AIM OF THE EXERCISE ::
Lay out every one of the lines below as a Markdown table with the columns "No." and "Line", skipping lines that are entirely empty and leaving out the pictures.
:: PROVIDED RECORDS ::
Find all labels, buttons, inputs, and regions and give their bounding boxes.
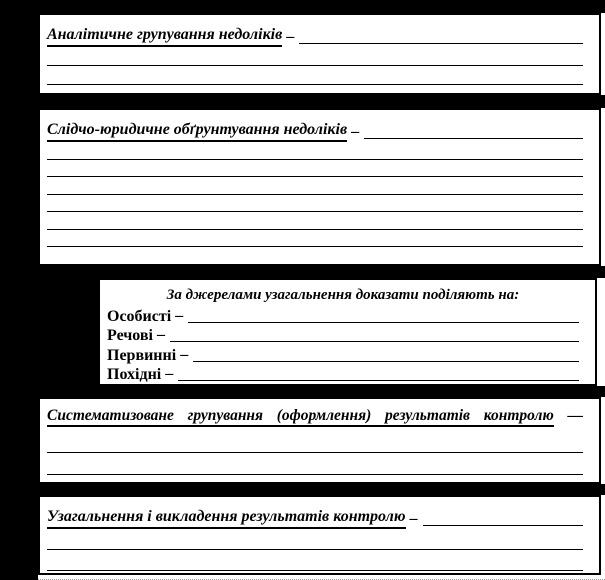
item-label: Первинні	[107, 346, 177, 364]
list-item-derivative	[107, 365, 579, 385]
dash-separator: –	[409, 510, 418, 527]
blank-line[interactable]	[47, 160, 583, 178]
blank-lines-group	[47, 47, 583, 85]
blank-line[interactable]	[47, 431, 583, 453]
blank-line[interactable]	[423, 525, 583, 526]
item-label: Речові	[107, 327, 153, 345]
blank-line[interactable]	[364, 138, 583, 139]
section-generalization	[38, 495, 605, 580]
blank-line[interactable]	[47, 230, 583, 248]
section-systematized-grouping	[38, 397, 605, 484]
blank-lines-group	[47, 431, 583, 475]
section-systematized-inner	[38, 397, 601, 484]
section-heading: Узагальнення і викладення результатів контролю	[47, 508, 406, 529]
blank-line[interactable]	[47, 142, 583, 160]
dash-separator: –	[351, 123, 360, 140]
section-heading: Слідчо-юридичне обґрунтування недоліків	[47, 121, 347, 142]
blank-lines-group	[47, 142, 583, 265]
list-item-personal	[107, 306, 579, 326]
blank-line[interactable]	[47, 212, 583, 230]
dash-separator: –	[180, 345, 189, 363]
dash-separator: —	[567, 407, 584, 424]
blank-line[interactable]	[47, 529, 583, 550]
list-item-primary	[107, 345, 579, 365]
item-label: Особисті	[107, 307, 172, 325]
classification-title: За джерелами узагальнення доказати поділяють на:	[166, 287, 520, 303]
section-legal-substantiation	[38, 108, 605, 266]
dash-separator: –	[175, 306, 184, 324]
blank-line[interactable]	[47, 247, 583, 265]
blank-line[interactable]	[178, 380, 579, 381]
item-label: Похідні	[107, 366, 162, 384]
dash-separator: –	[165, 365, 174, 382]
heading-row	[47, 404, 583, 431]
blank-line[interactable]	[47, 66, 583, 85]
blank-line[interactable]	[170, 341, 579, 342]
blank-line[interactable]	[47, 177, 583, 195]
blank-lines-group	[47, 529, 583, 571]
blank-line[interactable]	[193, 361, 579, 362]
section-analytical-grouping	[38, 13, 605, 95]
list-item-material	[107, 326, 579, 346]
heading-row	[47, 20, 583, 47]
section-analytical-inner	[38, 13, 601, 95]
heading-row	[47, 502, 583, 529]
dash-separator: –	[286, 28, 295, 45]
blank-line[interactable]	[47, 47, 583, 66]
section-legal-inner	[38, 108, 601, 266]
section-sources-classification	[98, 278, 605, 386]
section-heading: Систематизоване групування (оформлення) результатів контролю	[47, 407, 554, 427]
section-sources-inner	[98, 278, 597, 386]
section-generalization-inner	[38, 495, 601, 575]
blank-line[interactable]	[299, 43, 583, 44]
heading-row	[47, 115, 583, 142]
blank-line[interactable]	[47, 453, 583, 475]
section-heading: Аналітичне групування недоліків	[47, 26, 282, 47]
blank-line[interactable]	[47, 195, 583, 213]
blank-line[interactable]	[47, 550, 583, 571]
blank-line[interactable]	[188, 322, 579, 323]
dash-separator: –	[156, 326, 165, 343]
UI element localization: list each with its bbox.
:::
RESPONSE TO THIS EXERCISE ::
| No. | Line |
|---|---|
| 1 | Find all labels, buttons, inputs, and regions and give their bounding boxes. |
| 2 | item-label: Первинні	[107, 346, 177, 364] |
| 3 | list-item-derivative	[107, 365, 579, 385] |
| 4 | dash-separator: –	[409, 510, 418, 527] |
| 5 | blank-line[interactable]	[47, 160, 583, 178] |
| 6 | blank-lines-group	[47, 47, 583, 85] |
| 7 | blank-line[interactable]	[47, 431, 583, 453] |
| 8 | blank-line[interactable]	[423, 525, 583, 526] |
| 9 | item-label: Речові	[107, 327, 153, 345] |
| 10 | blank-line[interactable]	[364, 138, 583, 139] |
| 11 | section-generalization	[38, 495, 605, 580] |
| 12 | blank-line[interactable]	[47, 230, 583, 248] |
| 13 | section-systematized-grouping	[38, 397, 605, 484] |
| 14 | blank-lines-group	[47, 431, 583, 475] |
| 15 | section-systematized-inner	[38, 397, 601, 484] |
| 16 | section-heading: Узагальнення і викладення результатів контролю	[47, 508, 406, 529] |
| 17 | blank-line[interactable]	[47, 142, 583, 160] |
| 18 | dash-separator: –	[351, 123, 360, 140] |
| 19 | section-heading: Слідчо-юридичне обґрунтування недоліків	[47, 121, 347, 142] |
| 20 | blank-lines-group	[47, 142, 583, 265] |
| 21 | list-item-personal	[107, 306, 579, 326] |
| 22 | blank-line[interactable]	[47, 212, 583, 230] |
| 23 | dash-separator: –	[180, 345, 189, 363] |
| 24 | dash-separator: —	[567, 407, 584, 424] |
| 25 | blank-line[interactable]	[47, 529, 583, 550] |
| 26 | list-item-primary	[107, 345, 579, 365] |
| 27 | item-label: Особисті	[107, 307, 172, 325] |
| 28 | classification-title: За джерелами узагальнення доказати поділяють на:	[166, 287, 520, 303] |
| 29 | section-legal-substantiation	[38, 108, 605, 266] |
| 30 | dash-separator: –	[175, 306, 184, 324] |
| 31 | blank-line[interactable]	[47, 247, 583, 265] |
| 32 | blank-line[interactable]	[178, 380, 579, 381] |
| 33 | item-label: Похідні	[107, 366, 162, 384] |
| 34 | dash-separator: –	[165, 365, 174, 382] |
| 35 | heading-row	[47, 404, 583, 431] |
| 36 | blank-line[interactable]	[47, 66, 583, 85] |
| 37 | blank-line[interactable]	[170, 341, 579, 342] |
| 38 | blank-line[interactable]	[47, 177, 583, 195] |
| 39 | blank-lines-group	[47, 529, 583, 571] |
| 40 | blank-line[interactable]	[193, 361, 579, 362] |
| 41 | section-analytical-grouping	[38, 13, 605, 95] |
| 42 | list-item-material	[107, 326, 579, 346] |
| 43 | heading-row	[47, 20, 583, 47] |
| 44 | section-analytical-inner	[38, 13, 601, 95] |
| 45 | heading-row	[47, 502, 583, 529] |
| 46 | dash-separator: –	[286, 28, 295, 45] |
| 47 | blank-line[interactable]	[47, 47, 583, 66] |
| 48 | section-legal-inner	[38, 108, 601, 266] |
| 49 | section-sources-classification	[98, 278, 605, 386] |
| 50 | section-heading: Систематизоване групування (оформлення) результатів контролю	[47, 407, 554, 427] |
| 51 | section-sources-inner	[98, 278, 597, 386] |
| 52 | section-generalization-inner	[38, 495, 601, 575] |
| 53 | blank-line[interactable]	[299, 43, 583, 44] |
| 54 | heading-row	[47, 115, 583, 142] |
| 55 | blank-line[interactable]	[47, 453, 583, 475] |
| 56 | section-heading: Аналітичне групування недоліків	[47, 26, 282, 47] |
| 57 | blank-line[interactable]	[47, 195, 583, 213] |
| 58 | blank-line[interactable]	[47, 550, 583, 571] |
| 59 | blank-line[interactable]	[188, 322, 579, 323] |
| 60 | dash-separator: –	[156, 326, 165, 343] |
| 61 | UI element localization: list each with its bbox. |